Los bebés traen un regalo para sus padres

¡Ahora soy papá! ¿Cuántos hombres pueden decirlo cada día? Con toda seguridad miles, y los habrá quienes piensen por dentro algo como: “dicen que voy a ser malísimo en esto de ser padre y también que voy a ser genial, todo a la vez, en diferentes situaciones… Es decir, lo que haga va a tener dos consecuencias: una buena y otra mala, o dejémoslo en ‘no tan buena’, algo así como el yin y el yan.”

Se dice que los niños vienen con un pan bajo el brazo… Pues bien, un pan no, pero desde este año que empezamos, los bebés de 2017 traen un mejor regalo a sus padres: 2 semanas más de permiso en el trabajo. Una ampliación que, si bien ya fue aprobada por ley en 2009, no ha sido hasta pasados 8 años que el Gobierno ha empezado a aplicarla. La medida pretende igualar, de forma gradual, la paternidad con la maternidad para llegar a una equiparación de derechos que redunde en el bienestar del entorno familiar.

Dos semanas de permiso de paternidad

Atrás quedan aquellos 2 (o 4) días de permiso que tantos padres recordarán -el mío, sin ir más lejos…-. Visto y no visto, que se suele decir. Y digo tantos porque este sistema de licencias pivotó entre 1980 y 2007, algo que ha ido evolucionando y se espera que siga ese curso positivo; dicho sea de paso, la Plataforma por los Permisos Iguales e Intransferibles por Nacimiento y Adopción (PPIINA) ya ha mostrado su disconformidad con el actual permiso, por cuanto considera que era una medida innovadora cuando se aprobó normativamente, pero tras casi una década, dice que supone un retroceso por no equiparar los derechos de padres y madres, al obligar a disfrutar de las 4 semanas de forma ininterrumpida.

Esto es algo que algunos países de nuestro entorno ya han hecho o están por promover próximamente, si bien, en la inmensa mayoría es considerablemente más corto que la maternidad ya que está encaminado a que el padre pueda disponer de tiempo para ayudar a la madre y el resto de la familia, durante el parto y la etapa posterior. Algo así como un “permiso por cuidados”, como se concibió en Suecia en 1974, el primer permiso parental surgido.

Sin duda no será la novedad legislativa que más convenza a las empresas, que van a ver como los hombres que trabajen en ellas dispondrán de 2 semanas adicionales cuando vayan a ser padres. Pero, en cualquier caso, lo que pretende esta medida es conciliar la vida laboral con la familiar de los trabajadores, asemejándose -si bien, aún muy distante- a las condiciones que tienen los empleados de países socialdemócratas, siendo generalmente los nórdicos los que van en cabeza.

Cabe destacar el caso de Suecia, el país con el permiso de paternidad más largo -además de ser el pionero-, donde los padres de los recién nacidos disfrutan de un mínimo de 60 días, más 10 laborables, más los 480 que se puede distribuir con la madre. Todo este tiempo para disfrutar de sus retoños.

No obstante, con el nuevo periodo de permiso en España quizás ya no haya que remover cielo y tierra, ir arriba y abajo todo el día e ir a contrarreloj para poder terminar todos los trámites y el curso intensivo por Internet sobre “¿Qué me quiere decir el niño cuando llora?”, antes que tener que volver al trabajo, más agobiado que en el momento de irse al hospital.

La generación de este derecho se da en los casos de parto, adopción o acogimiento que, cuando sean múltiples, pueden verse ampliados en 2 días más por cada hijo a partir del segundo. Y, por supuesto, se mantiene el disfrute compartido de los períodos de descanso por maternidad, mediante el cual la madre puede optar por que el padre (o el otro progenitor, según menciona la ley) disfrute de una parte determinada de su periodo de descanso de forma ininterrumpida.

Quizás dentro de unos años, el momento de inicio del permiso para los padres dejará de ser un “hasta el mes que viene” para pasar a ser un “nos vemos en unos meses”, en el que el hombre, además de ser un trabajador satisfecho, aprenda a ser un padre increíble porque como ya dijo Rousseau “un buen padre vale por cien maestros”.

**Tarea A:** Sustituye "retoños" por "hijos" en el fragmento del texto sobre el permiso de paternidad que comienza en "Cabe destacar el" y acaba tras "irse al hospital.", y escribe el fragmento resultante.
**Tarea B:** Según el texto sobre el permiso de paternidad, ¿en qué año se concibió en Suecia el primer permiso parental?
Las filas no guardan ninguna relación con el texto sobre el permiso de paternidad.

**Material de origen:**
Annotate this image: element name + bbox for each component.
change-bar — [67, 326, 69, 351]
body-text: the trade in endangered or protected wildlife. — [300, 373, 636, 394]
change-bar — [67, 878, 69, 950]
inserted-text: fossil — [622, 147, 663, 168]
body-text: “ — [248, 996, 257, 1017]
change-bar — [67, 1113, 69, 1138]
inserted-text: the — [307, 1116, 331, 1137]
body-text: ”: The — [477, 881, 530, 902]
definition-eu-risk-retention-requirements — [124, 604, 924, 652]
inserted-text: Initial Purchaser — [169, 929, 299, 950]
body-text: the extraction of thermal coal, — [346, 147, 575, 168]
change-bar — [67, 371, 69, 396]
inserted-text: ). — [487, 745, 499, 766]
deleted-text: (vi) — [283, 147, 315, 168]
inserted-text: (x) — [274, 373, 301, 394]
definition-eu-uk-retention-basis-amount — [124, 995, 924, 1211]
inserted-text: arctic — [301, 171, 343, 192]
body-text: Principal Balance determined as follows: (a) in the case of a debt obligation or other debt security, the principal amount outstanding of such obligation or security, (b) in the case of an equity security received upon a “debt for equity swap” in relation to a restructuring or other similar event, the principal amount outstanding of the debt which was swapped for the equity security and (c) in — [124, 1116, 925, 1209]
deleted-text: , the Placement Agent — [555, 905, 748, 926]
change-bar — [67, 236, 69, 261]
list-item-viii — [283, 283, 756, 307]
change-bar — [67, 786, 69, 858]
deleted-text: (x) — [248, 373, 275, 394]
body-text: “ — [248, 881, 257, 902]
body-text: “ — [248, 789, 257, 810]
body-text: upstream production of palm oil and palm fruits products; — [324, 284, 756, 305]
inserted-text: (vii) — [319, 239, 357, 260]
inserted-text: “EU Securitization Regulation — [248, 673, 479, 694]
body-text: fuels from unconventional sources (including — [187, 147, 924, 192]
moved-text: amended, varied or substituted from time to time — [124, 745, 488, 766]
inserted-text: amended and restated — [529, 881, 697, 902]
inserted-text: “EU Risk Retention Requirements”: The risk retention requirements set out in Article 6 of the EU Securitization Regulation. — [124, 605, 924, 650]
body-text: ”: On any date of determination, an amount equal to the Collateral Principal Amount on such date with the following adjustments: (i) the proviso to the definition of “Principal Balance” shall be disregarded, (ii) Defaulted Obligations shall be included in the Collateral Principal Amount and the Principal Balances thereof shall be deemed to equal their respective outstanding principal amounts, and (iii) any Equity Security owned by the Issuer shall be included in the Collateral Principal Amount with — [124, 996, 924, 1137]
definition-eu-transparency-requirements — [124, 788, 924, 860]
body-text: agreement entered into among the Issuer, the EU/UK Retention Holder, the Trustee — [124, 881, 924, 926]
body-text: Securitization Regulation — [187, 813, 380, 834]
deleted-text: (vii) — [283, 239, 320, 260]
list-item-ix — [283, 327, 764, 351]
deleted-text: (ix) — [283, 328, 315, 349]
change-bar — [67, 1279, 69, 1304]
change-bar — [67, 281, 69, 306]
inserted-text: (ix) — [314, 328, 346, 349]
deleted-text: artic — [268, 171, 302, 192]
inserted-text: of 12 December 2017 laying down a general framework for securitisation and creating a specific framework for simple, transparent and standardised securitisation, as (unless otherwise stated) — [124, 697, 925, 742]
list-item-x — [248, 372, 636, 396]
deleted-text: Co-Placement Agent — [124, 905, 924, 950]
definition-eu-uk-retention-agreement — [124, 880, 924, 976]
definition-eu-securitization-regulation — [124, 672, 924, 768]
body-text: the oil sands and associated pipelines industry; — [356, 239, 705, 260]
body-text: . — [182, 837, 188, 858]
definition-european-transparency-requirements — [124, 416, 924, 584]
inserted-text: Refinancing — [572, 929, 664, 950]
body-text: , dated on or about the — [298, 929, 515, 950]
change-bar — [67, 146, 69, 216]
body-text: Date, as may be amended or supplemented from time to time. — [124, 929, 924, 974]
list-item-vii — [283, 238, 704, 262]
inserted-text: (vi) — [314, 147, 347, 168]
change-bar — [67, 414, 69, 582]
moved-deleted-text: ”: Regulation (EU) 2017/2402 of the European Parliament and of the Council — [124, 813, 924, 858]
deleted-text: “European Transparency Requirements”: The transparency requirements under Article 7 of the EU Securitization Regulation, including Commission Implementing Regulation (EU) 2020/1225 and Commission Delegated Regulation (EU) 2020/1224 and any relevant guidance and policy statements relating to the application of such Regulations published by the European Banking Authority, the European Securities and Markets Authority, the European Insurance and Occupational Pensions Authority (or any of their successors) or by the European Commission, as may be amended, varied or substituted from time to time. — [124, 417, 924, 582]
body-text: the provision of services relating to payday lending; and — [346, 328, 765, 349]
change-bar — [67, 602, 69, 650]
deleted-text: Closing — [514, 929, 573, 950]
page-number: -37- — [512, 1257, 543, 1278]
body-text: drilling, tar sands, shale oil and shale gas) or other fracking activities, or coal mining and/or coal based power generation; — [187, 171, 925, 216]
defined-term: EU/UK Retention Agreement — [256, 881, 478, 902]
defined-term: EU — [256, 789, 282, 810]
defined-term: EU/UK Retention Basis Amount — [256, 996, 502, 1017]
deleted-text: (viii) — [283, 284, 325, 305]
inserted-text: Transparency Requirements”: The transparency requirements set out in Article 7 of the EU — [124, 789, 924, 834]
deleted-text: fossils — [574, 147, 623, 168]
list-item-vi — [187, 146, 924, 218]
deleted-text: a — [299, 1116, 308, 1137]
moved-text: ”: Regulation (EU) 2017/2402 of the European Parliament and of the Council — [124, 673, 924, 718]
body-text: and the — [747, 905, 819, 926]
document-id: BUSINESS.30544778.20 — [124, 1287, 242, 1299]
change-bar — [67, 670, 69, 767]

**Respuesta A:**
Cabe destacar el caso de Suecia, el país con el permiso de paternidad más largo -además de ser el pionero-, donde los padres de los recién nacidos disfrutan de un mínimo de 60 días, más 10 laborables, más los 480 que se puede distribuir con la madre. Todo este tiempo para disfrutar de sus hijos.

No obstante, con el nuevo periodo de permiso en España quizás ya no haya que remover cielo y tierra, ir arriba y abajo todo el día e ir a contrarreloj para poder terminar todos los trámites y el curso intensivo por Internet sobre “¿Qué me quiere decir el niño cuando llora?”, antes que tener que volver al trabajo, más agobiado que en el momento de irse al hospital.

**Respuesta B:** En 1974.